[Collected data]
_ _ _

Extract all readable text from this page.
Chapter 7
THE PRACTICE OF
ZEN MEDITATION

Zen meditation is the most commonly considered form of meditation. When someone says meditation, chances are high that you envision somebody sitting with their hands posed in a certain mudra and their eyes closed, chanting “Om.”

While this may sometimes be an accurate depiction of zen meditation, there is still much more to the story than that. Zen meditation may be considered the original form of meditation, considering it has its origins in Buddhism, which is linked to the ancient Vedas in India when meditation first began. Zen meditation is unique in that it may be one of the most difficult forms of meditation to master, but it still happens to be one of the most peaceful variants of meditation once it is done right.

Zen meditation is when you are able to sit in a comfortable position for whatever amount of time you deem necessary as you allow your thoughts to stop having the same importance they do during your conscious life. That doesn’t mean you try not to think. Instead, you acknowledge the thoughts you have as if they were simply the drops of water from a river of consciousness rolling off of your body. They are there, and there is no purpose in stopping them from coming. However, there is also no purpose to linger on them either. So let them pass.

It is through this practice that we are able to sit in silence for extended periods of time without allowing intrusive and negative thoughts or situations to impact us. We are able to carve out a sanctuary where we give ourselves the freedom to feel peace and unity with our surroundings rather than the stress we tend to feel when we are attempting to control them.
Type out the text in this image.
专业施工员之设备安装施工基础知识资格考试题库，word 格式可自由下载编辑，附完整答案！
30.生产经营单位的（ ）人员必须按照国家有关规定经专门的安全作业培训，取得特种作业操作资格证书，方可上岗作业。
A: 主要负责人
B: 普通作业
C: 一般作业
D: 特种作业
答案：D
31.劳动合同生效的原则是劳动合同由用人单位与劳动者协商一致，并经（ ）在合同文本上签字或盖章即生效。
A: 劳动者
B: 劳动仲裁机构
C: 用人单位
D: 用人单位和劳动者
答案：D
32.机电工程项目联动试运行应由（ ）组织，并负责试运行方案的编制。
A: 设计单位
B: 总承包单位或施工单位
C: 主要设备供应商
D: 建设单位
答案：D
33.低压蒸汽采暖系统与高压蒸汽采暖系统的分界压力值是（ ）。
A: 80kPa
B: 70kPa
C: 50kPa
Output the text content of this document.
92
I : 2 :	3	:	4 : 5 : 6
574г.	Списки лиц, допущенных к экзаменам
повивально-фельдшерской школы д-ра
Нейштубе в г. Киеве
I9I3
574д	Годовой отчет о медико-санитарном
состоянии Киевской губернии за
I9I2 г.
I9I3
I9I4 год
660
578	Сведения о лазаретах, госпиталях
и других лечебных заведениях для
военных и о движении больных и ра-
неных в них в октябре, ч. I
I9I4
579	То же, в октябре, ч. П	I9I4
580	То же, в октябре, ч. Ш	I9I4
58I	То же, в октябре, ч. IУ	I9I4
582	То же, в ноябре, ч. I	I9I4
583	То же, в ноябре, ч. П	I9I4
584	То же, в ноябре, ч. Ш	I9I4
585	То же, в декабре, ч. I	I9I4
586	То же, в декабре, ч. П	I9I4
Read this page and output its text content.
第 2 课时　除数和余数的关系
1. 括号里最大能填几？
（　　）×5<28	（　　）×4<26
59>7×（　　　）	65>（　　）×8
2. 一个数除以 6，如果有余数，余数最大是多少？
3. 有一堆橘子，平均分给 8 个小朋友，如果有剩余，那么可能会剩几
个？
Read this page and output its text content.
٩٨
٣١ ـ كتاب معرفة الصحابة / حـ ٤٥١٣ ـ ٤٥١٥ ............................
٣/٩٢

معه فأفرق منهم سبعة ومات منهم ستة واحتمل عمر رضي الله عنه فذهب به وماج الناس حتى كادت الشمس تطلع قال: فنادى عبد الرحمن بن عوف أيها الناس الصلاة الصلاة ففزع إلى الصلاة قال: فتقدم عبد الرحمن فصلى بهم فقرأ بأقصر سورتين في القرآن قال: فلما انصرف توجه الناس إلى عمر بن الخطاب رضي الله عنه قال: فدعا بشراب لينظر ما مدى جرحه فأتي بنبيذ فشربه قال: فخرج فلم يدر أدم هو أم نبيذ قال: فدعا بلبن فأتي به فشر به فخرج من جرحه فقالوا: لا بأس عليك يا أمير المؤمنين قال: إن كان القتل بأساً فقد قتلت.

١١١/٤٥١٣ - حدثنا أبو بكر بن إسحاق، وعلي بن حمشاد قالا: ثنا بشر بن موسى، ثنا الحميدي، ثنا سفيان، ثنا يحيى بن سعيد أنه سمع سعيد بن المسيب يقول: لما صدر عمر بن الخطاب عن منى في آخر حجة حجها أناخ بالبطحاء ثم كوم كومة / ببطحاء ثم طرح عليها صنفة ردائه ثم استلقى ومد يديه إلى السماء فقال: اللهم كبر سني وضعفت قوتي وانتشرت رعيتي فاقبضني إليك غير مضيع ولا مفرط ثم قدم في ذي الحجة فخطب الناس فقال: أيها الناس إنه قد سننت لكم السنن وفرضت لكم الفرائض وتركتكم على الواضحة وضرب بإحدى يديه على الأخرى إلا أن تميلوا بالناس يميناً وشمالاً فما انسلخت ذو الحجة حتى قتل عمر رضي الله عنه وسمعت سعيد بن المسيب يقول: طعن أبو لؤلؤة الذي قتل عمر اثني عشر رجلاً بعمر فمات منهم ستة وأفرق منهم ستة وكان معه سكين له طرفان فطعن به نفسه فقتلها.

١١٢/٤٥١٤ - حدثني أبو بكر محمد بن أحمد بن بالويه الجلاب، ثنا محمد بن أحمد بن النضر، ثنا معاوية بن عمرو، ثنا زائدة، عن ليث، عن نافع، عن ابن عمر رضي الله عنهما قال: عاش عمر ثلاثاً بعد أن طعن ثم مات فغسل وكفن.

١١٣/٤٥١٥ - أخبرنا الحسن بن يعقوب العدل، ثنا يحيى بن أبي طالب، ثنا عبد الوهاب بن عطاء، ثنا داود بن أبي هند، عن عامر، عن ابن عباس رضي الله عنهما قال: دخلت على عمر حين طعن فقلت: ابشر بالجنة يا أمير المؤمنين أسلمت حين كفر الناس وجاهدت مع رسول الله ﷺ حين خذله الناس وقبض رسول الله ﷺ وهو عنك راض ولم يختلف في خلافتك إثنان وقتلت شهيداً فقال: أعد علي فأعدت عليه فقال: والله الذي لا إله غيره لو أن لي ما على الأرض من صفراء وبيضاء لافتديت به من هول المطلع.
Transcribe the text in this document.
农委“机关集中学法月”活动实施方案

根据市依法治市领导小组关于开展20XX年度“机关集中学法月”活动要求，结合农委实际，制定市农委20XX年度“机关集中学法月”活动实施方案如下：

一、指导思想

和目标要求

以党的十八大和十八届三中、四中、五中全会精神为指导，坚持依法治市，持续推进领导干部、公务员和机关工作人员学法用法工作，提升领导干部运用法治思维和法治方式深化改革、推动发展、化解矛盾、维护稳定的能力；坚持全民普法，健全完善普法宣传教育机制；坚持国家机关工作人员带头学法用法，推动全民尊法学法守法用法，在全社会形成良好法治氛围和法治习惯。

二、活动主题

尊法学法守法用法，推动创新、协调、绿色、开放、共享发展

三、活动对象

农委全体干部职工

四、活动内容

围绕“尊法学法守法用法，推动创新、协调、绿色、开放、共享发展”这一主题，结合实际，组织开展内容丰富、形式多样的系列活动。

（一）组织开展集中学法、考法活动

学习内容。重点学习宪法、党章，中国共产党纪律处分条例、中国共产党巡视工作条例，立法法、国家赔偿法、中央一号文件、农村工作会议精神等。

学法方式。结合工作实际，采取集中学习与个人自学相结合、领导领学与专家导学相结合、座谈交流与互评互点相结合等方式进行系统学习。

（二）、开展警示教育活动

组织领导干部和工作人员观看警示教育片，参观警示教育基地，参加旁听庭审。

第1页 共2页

_ _ _

◆ **Problem statement**: Please output the complete data exactly.

◆ **Correct result**:
Extract all readable text from this page.
Chapter 7
THE PRACTICE OF
ZEN MEDITATION

Zen meditation is the most commonly considered form of meditation. When someone says meditation, chances are high that you envision somebody sitting with their hands posed in a certain mudra and their eyes closed, chanting “Om.”

While this may sometimes be an accurate depiction of zen meditation, there is still much more to the story than that. Zen meditation may be considered the original form of meditation, considering it has its origins in Buddhism, which is linked to the ancient Vedas in India when meditation first began. Zen meditation is unique in that it may be one of the most difficult forms of meditation to master, but it still happens to be one of the most peaceful variants of meditation once it is done right.

Zen meditation is when you are able to sit in a comfortable position for whatever amount of time you deem necessary as you allow your thoughts to stop having the same importance they do during your conscious life. That doesn’t mean you try not to think. Instead, you acknowledge the thoughts you have as if they were simply the drops of water from a river of consciousness rolling off of your body. They are there, and there is no purpose in stopping them from coming. However, there is also no purpose to linger on them either. So let them pass.

It is through this practice that we are able to sit in silence for extended periods of time without allowing intrusive and negative thoughts or situations to impact us. We are able to carve out a sanctuary where we give ourselves the freedom to feel peace and unity with our surroundings rather than the stress we tend to feel when we are attempting to control them.
Type out the text in this image.
专业施工员之设备安装施工基础知识资格考试题库，word 格式可自由下载编辑，附完整答案！
30.生产经营单位的（ ）人员必须按照国家有关规定经专门的安全作业培训，取得特种作业操作资格证书，方可上岗作业。
A: 主要负责人
B: 普通作业
C: 一般作业
D: 特种作业
答案：D
31.劳动合同生效的原则是劳动合同由用人单位与劳动者协商一致，并经（ ）在合同文本上签字或盖章即生效。
A: 劳动者
B: 劳动仲裁机构
C: 用人单位
D: 用人单位和劳动者
答案：D
32.机电工程项目联动试运行应由（ ）组织，并负责试运行方案的编制。
A: 设计单位
B: 总承包单位或施工单位
C: 主要设备供应商
D: 建设单位
答案：D
33.低压蒸汽采暖系统与高压蒸汽采暖系统的分界压力值是（ ）。
A: 80kPa
B: 70kPa
C: 50kPa
Output the text content of this document.
92
I : 2 :	3	:	4 : 5 : 6
574г.	Списки лиц, допущенных к экзаменам
повивально-фельдшерской школы д-ра
Нейштубе в г. Киеве
I9I3
574д	Годовой отчет о медико-санитарном
состоянии Киевской губернии за
I9I2 г.
I9I3
I9I4 год
660
578	Сведения о лазаретах, госпиталях
и других лечебных заведениях для
военных и о движении больных и ра-
неных в них в октябре, ч. I
I9I4
579	То же, в октябре, ч. П	I9I4
580	То же, в октябре, ч. Ш	I9I4
58I	То же, в октябре, ч. IУ	I9I4
582	То же, в ноябре, ч. I	I9I4
583	То же, в ноябре, ч. П	I9I4
584	То же, в ноябре, ч. Ш	I9I4
585	То же, в декабре, ч. I	I9I4
586	То же, в декабре, ч. П	I9I4
Read this page and output its text content.
第 2 课时　除数和余数的关系
1. 括号里最大能填几？
（　　）×5<28	（　　）×4<26
59>7×（　　　）	65>（　　）×8
2. 一个数除以 6，如果有余数，余数最大是多少？
3. 有一堆橘子，平均分给 8 个小朋友，如果有剩余，那么可能会剩几
个？
Read this page and output its text content.
٩٨
٣١ ـ كتاب معرفة الصحابة / حـ ٤٥١٣ ـ ٤٥١٥ ............................
٣/٩٢

معه فأفرق منهم سبعة ومات منهم ستة واحتمل عمر رضي الله عنه فذهب به وماج الناس حتى كادت الشمس تطلع قال: فنادى عبد الرحمن بن عوف أيها الناس الصلاة الصلاة ففزع إلى الصلاة قال: فتقدم عبد الرحمن فصلى بهم فقرأ بأقصر سورتين في القرآن قال: فلما انصرف توجه الناس إلى عمر بن الخطاب رضي الله عنه قال: فدعا بشراب لينظر ما مدى جرحه فأتي بنبيذ فشربه قال: فخرج فلم يدر أدم هو أم نبيذ قال: فدعا بلبن فأتي به فشر به فخرج من جرحه فقالوا: لا بأس عليك يا أمير المؤمنين قال: إن كان القتل بأساً فقد قتلت.

١١١/٤٥١٣ - حدثنا أبو بكر بن إسحاق، وعلي بن حمشاد قالا: ثنا بشر بن موسى، ثنا الحميدي، ثنا سفيان، ثنا يحيى بن سعيد أنه سمع سعيد بن المسيب يقول: لما صدر عمر بن الخطاب عن منى في آخر حجة حجها أناخ بالبطحاء ثم كوم كومة / ببطحاء ثم طرح عليها صنفة ردائه ثم استلقى ومد يديه إلى السماء فقال: اللهم كبر سني وضعفت قوتي وانتشرت رعيتي فاقبضني إليك غير مضيع ولا مفرط ثم قدم في ذي الحجة فخطب الناس فقال: أيها الناس إنه قد سننت لكم السنن وفرضت لكم الفرائض وتركتكم على الواضحة وضرب بإحدى يديه على الأخرى إلا أن تميلوا بالناس يميناً وشمالاً فما انسلخت ذو الحجة حتى قتل عمر رضي الله عنه وسمعت سعيد بن المسيب يقول: طعن أبو لؤلؤة الذي قتل عمر اثني عشر رجلاً بعمر فمات منهم ستة وأفرق منهم ستة وكان معه سكين له طرفان فطعن به نفسه فقتلها.

١١٢/٤٥١٤ - حدثني أبو بكر محمد بن أحمد بن بالويه الجلاب، ثنا محمد بن أحمد بن النضر، ثنا معاوية بن عمرو، ثنا زائدة، عن ليث، عن نافع، عن ابن عمر رضي الله عنهما قال: عاش عمر ثلاثاً بعد أن طعن ثم مات فغسل وكفن.

١١٣/٤٥١٥ - أخبرنا الحسن بن يعقوب العدل، ثنا يحيى بن أبي طالب، ثنا عبد الوهاب بن عطاء، ثنا داود بن أبي هند، عن عامر، عن ابن عباس رضي الله عنهما قال: دخلت على عمر حين طعن فقلت: ابشر بالجنة يا أمير المؤمنين أسلمت حين كفر الناس وجاهدت مع رسول الله ﷺ حين خذله الناس وقبض رسول الله ﷺ وهو عنك راض ولم يختلف في خلافتك إثنان وقتلت شهيداً فقال: أعد علي فأعدت عليه فقال: والله الذي لا إله غيره لو أن لي ما على الأرض من صفراء وبيضاء لافتديت به من هول المطلع.
Transcribe the text in this document.
农委“机关集中学法月”活动实施方案

根据市依法治市领导小组关于开展20XX年度“机关集中学法月”活动要求，结合农委实际，制定市农委20XX年度“机关集中学法月”活动实施方案如下：

一、指导思想

和目标要求

以党的十八大和十八届三中、四中、五中全会精神为指导，坚持依法治市，持续推进领导干部、公务员和机关工作人员学法用法工作，提升领导干部运用法治思维和法治方式深化改革、推动发展、化解矛盾、维护稳定的能力；坚持全民普法，健全完善普法宣传教育机制；坚持国家机关工作人员带头学法用法，推动全民尊法学法守法用法，在全社会形成良好法治氛围和法治习惯。

二、活动主题

尊法学法守法用法，推动创新、协调、绿色、开放、共享发展

三、活动对象

农委全体干部职工

四、活动内容

围绕“尊法学法守法用法，推动创新、协调、绿色、开放、共享发展”这一主题，结合实际，组织开展内容丰富、形式多样的系列活动。

（一）组织开展集中学法、考法活动

学习内容。重点学习宪法、党章，中国共产党纪律处分条例、中国共产党巡视工作条例，立法法、国家赔偿法、中央一号文件、农村工作会议精神等。

学法方式。结合工作实际，采取集中学习与个人自学相结合、领导领学与专家导学相结合、座谈交流与互评互点相结合等方式进行系统学习。

（二）、开展警示教育活动

组织领导干部和工作人员观看警示教育片，参观警示教育基地，参加旁听庭审。

第1页 共2页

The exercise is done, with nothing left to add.